Reproduce the lines without any changes, from the very first one through the line containing "sidebar-item[interactable]: OneDrive bbox=[25, 370, 201, 400]".

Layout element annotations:
****************************************
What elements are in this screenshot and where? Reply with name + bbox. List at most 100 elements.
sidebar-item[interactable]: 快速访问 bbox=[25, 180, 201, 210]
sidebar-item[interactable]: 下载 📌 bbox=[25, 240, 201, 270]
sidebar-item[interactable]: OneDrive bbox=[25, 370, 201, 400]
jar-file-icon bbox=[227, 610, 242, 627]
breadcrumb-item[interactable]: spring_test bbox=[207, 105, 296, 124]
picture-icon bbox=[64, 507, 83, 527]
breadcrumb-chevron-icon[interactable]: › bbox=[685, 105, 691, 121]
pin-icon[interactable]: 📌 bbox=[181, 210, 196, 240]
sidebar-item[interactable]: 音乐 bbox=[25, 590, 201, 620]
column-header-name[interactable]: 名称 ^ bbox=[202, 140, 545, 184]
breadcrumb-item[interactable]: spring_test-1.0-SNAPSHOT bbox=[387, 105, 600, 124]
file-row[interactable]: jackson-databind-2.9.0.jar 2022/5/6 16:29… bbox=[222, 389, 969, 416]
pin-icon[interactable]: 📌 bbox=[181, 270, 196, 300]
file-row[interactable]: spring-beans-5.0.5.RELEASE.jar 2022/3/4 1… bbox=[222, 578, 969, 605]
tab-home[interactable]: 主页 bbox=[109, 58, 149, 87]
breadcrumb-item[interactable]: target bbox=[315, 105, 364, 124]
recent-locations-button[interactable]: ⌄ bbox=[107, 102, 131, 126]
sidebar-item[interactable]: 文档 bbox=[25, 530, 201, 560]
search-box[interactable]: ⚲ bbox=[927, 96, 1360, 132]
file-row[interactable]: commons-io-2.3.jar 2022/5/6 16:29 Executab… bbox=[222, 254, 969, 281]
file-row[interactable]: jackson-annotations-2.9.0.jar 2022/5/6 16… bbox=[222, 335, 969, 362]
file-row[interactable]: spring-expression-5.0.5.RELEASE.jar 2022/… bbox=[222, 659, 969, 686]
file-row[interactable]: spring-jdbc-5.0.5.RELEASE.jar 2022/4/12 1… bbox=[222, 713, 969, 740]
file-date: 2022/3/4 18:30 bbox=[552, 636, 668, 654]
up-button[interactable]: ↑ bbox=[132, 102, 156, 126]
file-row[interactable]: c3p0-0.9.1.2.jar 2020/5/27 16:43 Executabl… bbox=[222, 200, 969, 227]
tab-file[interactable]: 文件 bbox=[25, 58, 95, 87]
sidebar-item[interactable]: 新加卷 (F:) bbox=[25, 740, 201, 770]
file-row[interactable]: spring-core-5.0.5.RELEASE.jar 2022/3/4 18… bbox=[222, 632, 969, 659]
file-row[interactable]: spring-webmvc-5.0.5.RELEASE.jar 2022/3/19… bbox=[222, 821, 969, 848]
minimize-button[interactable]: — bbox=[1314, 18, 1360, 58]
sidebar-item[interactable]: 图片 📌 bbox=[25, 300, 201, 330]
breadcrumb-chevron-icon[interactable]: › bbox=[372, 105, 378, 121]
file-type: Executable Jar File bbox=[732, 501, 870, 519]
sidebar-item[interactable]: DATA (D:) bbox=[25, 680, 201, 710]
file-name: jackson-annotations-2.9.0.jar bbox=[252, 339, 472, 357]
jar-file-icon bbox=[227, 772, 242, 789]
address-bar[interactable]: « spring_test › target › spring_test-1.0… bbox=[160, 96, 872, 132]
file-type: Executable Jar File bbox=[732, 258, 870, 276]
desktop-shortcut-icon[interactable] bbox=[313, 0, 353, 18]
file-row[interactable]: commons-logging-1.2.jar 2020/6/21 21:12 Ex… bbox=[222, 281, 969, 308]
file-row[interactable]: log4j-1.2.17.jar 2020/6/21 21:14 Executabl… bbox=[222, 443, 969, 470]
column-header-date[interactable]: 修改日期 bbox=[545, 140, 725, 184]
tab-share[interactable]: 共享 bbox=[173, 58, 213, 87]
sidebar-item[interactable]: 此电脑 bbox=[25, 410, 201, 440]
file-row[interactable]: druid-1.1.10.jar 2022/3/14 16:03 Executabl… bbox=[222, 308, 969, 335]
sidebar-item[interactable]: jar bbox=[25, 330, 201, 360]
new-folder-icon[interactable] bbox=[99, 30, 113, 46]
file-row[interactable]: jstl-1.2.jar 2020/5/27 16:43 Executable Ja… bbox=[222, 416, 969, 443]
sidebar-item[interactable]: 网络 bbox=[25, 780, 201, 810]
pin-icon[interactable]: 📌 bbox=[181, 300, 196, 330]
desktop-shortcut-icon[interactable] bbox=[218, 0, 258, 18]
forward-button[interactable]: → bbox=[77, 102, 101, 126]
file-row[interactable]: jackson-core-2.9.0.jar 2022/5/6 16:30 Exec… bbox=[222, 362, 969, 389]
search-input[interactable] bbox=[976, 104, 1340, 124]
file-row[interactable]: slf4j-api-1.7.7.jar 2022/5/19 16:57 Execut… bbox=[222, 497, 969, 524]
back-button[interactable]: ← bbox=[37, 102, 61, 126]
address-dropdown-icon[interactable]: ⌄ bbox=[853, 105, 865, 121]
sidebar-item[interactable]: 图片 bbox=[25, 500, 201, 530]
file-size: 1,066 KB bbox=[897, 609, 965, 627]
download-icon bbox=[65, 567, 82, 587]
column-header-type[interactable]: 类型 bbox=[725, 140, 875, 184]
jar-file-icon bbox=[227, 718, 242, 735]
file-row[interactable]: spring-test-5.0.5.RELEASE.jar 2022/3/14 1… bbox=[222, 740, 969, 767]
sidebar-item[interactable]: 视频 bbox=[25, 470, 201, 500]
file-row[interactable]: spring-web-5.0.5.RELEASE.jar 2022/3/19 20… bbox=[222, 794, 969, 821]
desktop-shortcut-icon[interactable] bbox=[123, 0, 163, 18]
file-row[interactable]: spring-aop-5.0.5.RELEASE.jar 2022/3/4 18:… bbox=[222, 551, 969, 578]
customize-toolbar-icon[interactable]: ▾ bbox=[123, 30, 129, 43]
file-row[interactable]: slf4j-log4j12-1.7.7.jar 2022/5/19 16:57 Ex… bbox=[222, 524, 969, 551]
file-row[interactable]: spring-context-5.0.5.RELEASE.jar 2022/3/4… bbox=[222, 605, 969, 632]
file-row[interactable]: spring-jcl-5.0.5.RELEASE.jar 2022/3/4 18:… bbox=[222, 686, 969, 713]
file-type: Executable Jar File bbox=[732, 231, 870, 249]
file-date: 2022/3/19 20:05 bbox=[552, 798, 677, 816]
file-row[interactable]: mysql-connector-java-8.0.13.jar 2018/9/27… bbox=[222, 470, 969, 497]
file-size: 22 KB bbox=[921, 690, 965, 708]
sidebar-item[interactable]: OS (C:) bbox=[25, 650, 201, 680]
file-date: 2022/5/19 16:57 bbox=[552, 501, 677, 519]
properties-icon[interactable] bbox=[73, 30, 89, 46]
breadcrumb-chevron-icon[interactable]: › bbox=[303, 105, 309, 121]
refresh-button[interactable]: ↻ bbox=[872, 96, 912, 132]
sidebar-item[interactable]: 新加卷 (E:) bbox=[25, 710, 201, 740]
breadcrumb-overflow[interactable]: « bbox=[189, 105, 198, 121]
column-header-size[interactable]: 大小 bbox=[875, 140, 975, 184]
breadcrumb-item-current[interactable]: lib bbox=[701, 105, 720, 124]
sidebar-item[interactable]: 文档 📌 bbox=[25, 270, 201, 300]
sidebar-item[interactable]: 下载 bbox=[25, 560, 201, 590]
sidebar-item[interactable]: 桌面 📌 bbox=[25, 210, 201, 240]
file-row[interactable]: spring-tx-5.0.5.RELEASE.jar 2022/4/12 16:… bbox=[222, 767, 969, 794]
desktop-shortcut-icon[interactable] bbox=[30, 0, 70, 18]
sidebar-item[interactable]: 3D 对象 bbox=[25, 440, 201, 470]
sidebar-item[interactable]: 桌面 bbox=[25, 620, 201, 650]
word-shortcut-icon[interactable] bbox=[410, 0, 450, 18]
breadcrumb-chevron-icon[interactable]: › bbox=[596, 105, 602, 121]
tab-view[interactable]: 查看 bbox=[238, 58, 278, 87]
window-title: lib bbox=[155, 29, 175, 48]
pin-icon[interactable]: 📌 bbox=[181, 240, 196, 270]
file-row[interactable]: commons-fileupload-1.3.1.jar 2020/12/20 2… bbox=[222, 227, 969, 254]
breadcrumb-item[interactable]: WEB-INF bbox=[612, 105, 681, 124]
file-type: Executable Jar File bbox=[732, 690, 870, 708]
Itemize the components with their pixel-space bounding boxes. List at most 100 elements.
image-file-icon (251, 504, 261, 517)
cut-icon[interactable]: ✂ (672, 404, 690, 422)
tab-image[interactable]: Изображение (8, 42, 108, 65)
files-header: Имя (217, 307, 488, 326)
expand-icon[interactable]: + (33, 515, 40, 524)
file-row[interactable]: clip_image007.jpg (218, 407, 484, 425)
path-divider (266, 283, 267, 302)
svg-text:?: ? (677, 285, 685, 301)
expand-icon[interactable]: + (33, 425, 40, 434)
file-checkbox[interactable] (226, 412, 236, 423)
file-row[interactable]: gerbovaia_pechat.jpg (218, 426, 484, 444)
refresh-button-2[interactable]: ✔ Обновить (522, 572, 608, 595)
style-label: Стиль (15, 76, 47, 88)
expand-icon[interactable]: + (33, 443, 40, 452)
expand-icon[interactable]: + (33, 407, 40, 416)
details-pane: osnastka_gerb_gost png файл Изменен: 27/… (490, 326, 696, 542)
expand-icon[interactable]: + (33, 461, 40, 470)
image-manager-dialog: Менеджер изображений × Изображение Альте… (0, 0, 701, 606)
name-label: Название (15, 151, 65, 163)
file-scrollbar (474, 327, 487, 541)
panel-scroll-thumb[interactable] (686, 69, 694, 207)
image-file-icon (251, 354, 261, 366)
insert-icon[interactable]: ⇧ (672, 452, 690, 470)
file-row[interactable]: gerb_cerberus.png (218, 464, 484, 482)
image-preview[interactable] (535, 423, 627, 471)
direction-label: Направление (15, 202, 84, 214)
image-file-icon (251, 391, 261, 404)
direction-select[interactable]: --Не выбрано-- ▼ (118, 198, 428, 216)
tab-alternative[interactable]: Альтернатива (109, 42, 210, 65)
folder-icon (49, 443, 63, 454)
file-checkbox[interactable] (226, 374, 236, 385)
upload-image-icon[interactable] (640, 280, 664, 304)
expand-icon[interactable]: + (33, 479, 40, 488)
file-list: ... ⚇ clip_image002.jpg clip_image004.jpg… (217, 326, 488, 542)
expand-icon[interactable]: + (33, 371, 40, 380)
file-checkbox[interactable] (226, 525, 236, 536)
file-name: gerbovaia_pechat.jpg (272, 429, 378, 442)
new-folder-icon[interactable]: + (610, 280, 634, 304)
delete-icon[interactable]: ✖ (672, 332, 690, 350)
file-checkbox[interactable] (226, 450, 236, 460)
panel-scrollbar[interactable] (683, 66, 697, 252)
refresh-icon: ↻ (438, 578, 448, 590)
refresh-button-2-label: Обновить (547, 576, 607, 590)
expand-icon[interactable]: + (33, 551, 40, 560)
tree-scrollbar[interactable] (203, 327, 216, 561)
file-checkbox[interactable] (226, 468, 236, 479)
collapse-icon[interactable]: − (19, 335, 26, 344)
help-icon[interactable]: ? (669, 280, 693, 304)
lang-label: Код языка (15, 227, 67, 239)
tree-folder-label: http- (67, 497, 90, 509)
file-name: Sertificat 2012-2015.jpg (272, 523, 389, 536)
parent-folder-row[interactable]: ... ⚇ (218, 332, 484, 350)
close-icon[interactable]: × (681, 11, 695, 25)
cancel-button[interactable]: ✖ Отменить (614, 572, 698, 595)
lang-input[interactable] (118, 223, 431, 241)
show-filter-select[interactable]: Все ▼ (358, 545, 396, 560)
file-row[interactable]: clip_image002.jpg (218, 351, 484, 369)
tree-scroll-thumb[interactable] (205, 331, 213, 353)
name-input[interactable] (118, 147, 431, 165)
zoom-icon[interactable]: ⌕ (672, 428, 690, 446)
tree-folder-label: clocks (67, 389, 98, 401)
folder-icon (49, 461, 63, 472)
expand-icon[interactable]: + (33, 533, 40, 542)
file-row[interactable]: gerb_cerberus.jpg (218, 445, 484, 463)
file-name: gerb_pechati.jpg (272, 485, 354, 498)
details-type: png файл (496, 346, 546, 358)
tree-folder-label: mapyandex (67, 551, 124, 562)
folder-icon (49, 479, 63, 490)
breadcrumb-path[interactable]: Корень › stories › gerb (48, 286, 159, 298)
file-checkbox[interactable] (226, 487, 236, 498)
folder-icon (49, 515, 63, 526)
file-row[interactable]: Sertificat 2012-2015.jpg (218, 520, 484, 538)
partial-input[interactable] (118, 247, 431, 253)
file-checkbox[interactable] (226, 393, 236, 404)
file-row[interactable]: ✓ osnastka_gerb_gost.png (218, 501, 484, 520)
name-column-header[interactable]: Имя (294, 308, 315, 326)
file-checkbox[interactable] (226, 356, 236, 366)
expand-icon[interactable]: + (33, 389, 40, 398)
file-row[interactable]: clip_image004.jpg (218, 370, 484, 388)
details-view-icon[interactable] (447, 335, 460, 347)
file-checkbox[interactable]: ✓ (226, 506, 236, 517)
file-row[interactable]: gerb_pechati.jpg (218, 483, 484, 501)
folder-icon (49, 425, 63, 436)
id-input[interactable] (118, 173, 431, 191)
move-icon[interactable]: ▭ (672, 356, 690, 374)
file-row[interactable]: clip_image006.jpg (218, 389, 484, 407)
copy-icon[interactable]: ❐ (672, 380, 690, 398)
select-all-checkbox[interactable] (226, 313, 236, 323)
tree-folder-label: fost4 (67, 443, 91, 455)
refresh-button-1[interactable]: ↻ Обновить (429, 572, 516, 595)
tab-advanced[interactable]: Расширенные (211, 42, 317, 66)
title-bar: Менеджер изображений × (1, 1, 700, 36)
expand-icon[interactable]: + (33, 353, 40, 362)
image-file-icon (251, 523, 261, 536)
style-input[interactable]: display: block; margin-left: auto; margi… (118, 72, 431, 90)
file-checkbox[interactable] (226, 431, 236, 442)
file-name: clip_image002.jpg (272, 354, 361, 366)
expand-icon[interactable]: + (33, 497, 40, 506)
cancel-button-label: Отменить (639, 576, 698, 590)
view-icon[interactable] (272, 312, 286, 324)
****************************************
— Response to the exercise —
What elements are in this screenshot and where? Reply with name + bbox. List at most 100 elements.
sidebar-item[interactable]: 快速访问 bbox=[25, 180, 201, 210]
sidebar-item[interactable]: 下载 📌 bbox=[25, 240, 201, 270]
sidebar-item[interactable]: OneDrive bbox=[25, 370, 201, 400]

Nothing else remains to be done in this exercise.